• WHAT NEEDS TO BE DONE: Exact repetition of the data below is required.

• ENTRIES SHOWN:
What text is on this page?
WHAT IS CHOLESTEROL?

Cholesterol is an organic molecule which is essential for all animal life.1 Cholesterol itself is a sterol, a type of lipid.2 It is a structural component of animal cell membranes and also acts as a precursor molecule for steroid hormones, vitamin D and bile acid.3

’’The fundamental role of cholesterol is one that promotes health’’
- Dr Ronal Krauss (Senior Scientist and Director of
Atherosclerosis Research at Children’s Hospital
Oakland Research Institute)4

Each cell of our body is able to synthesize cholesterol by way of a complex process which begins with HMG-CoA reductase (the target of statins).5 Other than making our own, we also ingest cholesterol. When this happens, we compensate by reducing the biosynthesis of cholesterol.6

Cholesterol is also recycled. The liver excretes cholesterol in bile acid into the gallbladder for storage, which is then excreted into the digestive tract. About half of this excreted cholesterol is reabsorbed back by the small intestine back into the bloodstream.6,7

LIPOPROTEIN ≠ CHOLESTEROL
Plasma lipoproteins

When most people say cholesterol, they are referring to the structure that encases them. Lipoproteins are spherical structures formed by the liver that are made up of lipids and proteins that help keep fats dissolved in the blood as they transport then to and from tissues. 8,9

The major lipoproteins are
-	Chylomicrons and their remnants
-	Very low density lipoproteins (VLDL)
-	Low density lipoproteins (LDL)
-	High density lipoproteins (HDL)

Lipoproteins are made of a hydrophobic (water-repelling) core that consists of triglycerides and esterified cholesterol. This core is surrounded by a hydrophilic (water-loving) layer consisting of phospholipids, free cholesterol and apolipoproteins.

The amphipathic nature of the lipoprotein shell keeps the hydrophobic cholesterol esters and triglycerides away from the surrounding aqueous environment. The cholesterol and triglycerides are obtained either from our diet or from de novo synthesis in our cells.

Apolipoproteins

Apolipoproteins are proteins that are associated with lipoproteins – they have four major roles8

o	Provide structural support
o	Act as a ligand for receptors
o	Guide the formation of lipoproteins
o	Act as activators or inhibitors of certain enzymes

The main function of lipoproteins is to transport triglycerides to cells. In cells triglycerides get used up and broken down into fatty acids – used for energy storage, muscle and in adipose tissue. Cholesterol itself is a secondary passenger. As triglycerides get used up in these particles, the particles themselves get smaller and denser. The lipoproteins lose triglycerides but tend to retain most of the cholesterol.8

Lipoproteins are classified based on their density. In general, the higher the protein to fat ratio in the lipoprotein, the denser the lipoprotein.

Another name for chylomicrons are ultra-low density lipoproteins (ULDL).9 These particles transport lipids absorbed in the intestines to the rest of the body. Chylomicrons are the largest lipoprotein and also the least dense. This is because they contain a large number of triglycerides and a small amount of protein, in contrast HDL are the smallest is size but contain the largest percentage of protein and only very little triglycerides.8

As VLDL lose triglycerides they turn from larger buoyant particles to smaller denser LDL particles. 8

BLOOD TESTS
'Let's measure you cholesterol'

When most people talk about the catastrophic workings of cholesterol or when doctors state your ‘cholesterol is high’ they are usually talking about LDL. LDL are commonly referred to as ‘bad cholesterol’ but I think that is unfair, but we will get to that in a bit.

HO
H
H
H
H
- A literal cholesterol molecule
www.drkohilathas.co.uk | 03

• TASK SOLUTION:
What text is on this page?
WHAT IS CHOLESTEROL?

Cholesterol is an organic molecule which is essential for all animal life.1 Cholesterol itself is a sterol, a type of lipid.2 It is a structural component of animal cell membranes and also acts as a precursor molecule for steroid hormones, vitamin D and bile acid.3

’’The fundamental role of cholesterol is one that promotes health’’
- Dr Ronal Krauss (Senior Scientist and Director of
Atherosclerosis Research at Children’s Hospital
Oakland Research Institute)4

Each cell of our body is able to synthesize cholesterol by way of a complex process which begins with HMG-CoA reductase (the target of statins).5 Other than making our own, we also ingest cholesterol. When this happens, we compensate by reducing the biosynthesis of cholesterol.6

Cholesterol is also recycled. The liver excretes cholesterol in bile acid into the gallbladder for storage, which is then excreted into the digestive tract. About half of this excreted cholesterol is reabsorbed back by the small intestine back into the bloodstream.6,7

LIPOPROTEIN ≠ CHOLESTEROL
Plasma lipoproteins

When most people say cholesterol, they are referring to the structure that encases them. Lipoproteins are spherical structures formed by the liver that are made up of lipids and proteins that help keep fats dissolved in the blood as they transport then to and from tissues. 8,9

The major lipoproteins are
-	Chylomicrons and their remnants
-	Very low density lipoproteins (VLDL)
-	Low density lipoproteins (LDL)
-	High density lipoproteins (HDL)

Lipoproteins are made of a hydrophobic (water-repelling) core that consists of triglycerides and esterified cholesterol. This core is surrounded by a hydrophilic (water-loving) layer consisting of phospholipids, free cholesterol and apolipoproteins.

The amphipathic nature of the lipoprotein shell keeps the hydrophobic cholesterol esters and triglycerides away from the surrounding aqueous environment. The cholesterol and triglycerides are obtained either from our diet or from de novo synthesis in our cells.

Apolipoproteins

Apolipoproteins are proteins that are associated with lipoproteins – they have four major roles8

o	Provide structural support
o	Act as a ligand for receptors
o	Guide the formation of lipoproteins
o	Act as activators or inhibitors of certain enzymes

The main function of lipoproteins is to transport triglycerides to cells. In cells triglycerides get used up and broken down into fatty acids – used for energy storage, muscle and in adipose tissue. Cholesterol itself is a secondary passenger. As triglycerides get used up in these particles, the particles themselves get smaller and denser. The lipoproteins lose triglycerides but tend to retain most of the cholesterol.8

Lipoproteins are classified based on their density. In general, the higher the protein to fat ratio in the lipoprotein, the denser the lipoprotein.

Another name for chylomicrons are ultra-low density lipoproteins (ULDL).9 These particles transport lipids absorbed in the intestines to the rest of the body. Chylomicrons are the largest lipoprotein and also the least dense. This is because they contain a large number of triglycerides and a small amount of protein, in contrast HDL are the smallest is size but contain the largest percentage of protein and only very little triglycerides.8

As VLDL lose triglycerides they turn from larger buoyant particles to smaller denser LDL particles. 8

BLOOD TESTS
'Let's measure you cholesterol'

When most people talk about the catastrophic workings of cholesterol or when doctors state your ‘cholesterol is high’ they are usually talking about LDL. LDL are commonly referred to as ‘bad cholesterol’ but I think that is unfair, but we will get to that in a bit.

HO
H
H
H
H
- A literal cholesterol molecule
www.drkohilathas.co.uk | 03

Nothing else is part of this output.